> _Task description_
Count how many lines of the material hold "name". Respond with that number alone.

> _Supplied data_
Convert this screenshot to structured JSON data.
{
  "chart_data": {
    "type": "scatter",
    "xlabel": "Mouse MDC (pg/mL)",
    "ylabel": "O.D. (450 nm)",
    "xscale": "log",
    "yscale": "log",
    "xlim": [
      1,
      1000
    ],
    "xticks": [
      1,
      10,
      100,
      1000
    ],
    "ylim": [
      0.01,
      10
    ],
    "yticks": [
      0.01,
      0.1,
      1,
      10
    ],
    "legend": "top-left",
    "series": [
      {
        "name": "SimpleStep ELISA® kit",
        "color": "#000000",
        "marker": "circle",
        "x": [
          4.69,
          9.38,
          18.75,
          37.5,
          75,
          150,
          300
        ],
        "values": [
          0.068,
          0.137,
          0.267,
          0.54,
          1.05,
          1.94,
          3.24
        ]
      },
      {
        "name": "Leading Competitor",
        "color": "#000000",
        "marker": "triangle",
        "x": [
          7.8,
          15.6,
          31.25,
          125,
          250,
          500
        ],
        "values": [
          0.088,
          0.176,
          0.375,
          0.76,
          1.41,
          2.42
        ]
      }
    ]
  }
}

> _Correct result_
2